What you need to do -> Read the listing and extract each line that includes the word "đường".

### Listed records ###

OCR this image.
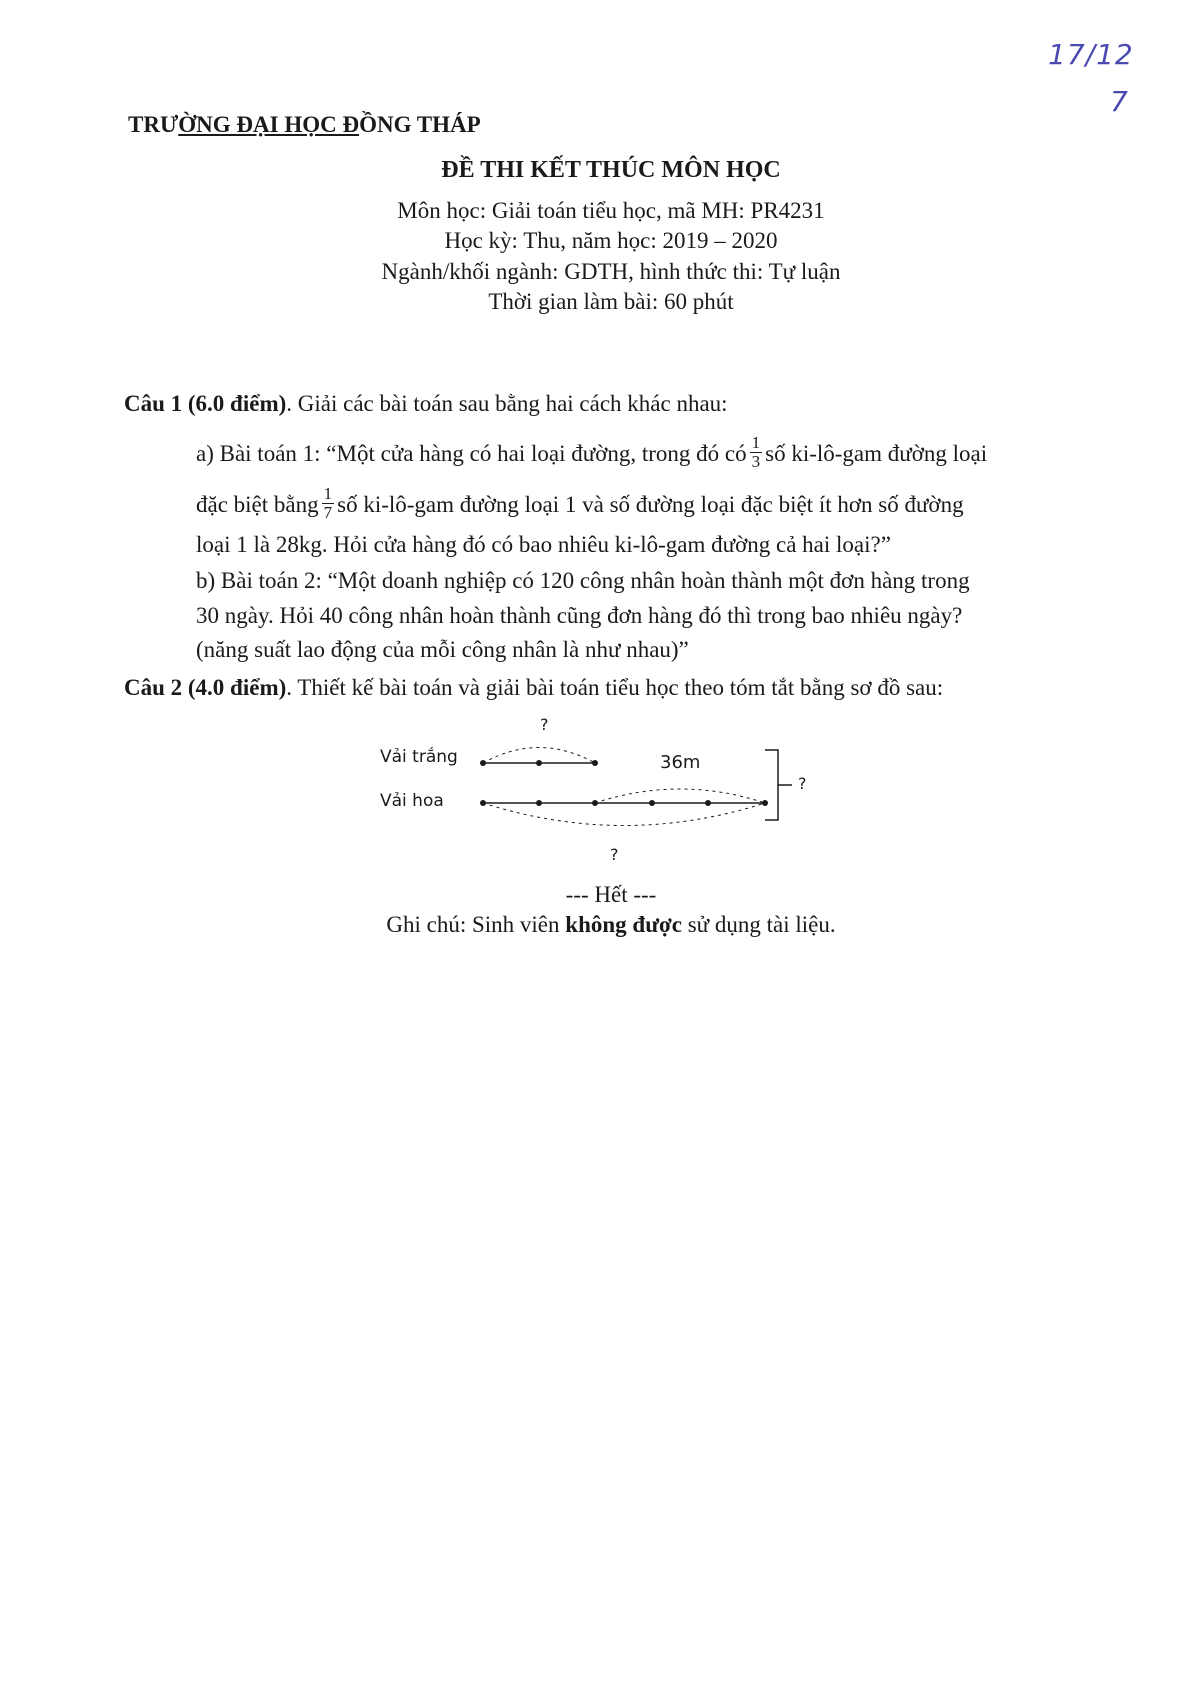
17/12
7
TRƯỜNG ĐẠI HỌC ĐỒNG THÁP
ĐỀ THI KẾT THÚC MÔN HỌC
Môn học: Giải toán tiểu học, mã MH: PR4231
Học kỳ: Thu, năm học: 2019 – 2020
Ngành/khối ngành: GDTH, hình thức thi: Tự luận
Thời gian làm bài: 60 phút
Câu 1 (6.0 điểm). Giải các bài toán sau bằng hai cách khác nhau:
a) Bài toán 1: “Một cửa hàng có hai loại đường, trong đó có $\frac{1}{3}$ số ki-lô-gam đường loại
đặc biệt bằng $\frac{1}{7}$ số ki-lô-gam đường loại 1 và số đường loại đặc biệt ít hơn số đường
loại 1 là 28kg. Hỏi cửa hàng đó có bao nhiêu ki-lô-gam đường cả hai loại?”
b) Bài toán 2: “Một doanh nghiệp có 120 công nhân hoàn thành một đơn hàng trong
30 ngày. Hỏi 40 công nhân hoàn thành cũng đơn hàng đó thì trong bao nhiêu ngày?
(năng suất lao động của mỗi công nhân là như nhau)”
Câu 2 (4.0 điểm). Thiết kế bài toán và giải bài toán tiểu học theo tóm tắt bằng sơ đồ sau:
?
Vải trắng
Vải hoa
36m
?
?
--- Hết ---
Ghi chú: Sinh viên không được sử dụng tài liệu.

###

Task output ->
a) Bài toán 1: “Một cửa hàng có hai loại đường, trong đó có $\frac{1}{3}$ số ki-lô-gam đường loại
đặc biệt bằng $\frac{1}{7}$ số ki-lô-gam đường loại 1 và số đường loại đặc biệt ít hơn số đường
loại 1 là 28kg. Hỏi cửa hàng đó có bao nhiêu ki-lô-gam đường cả hai loại?”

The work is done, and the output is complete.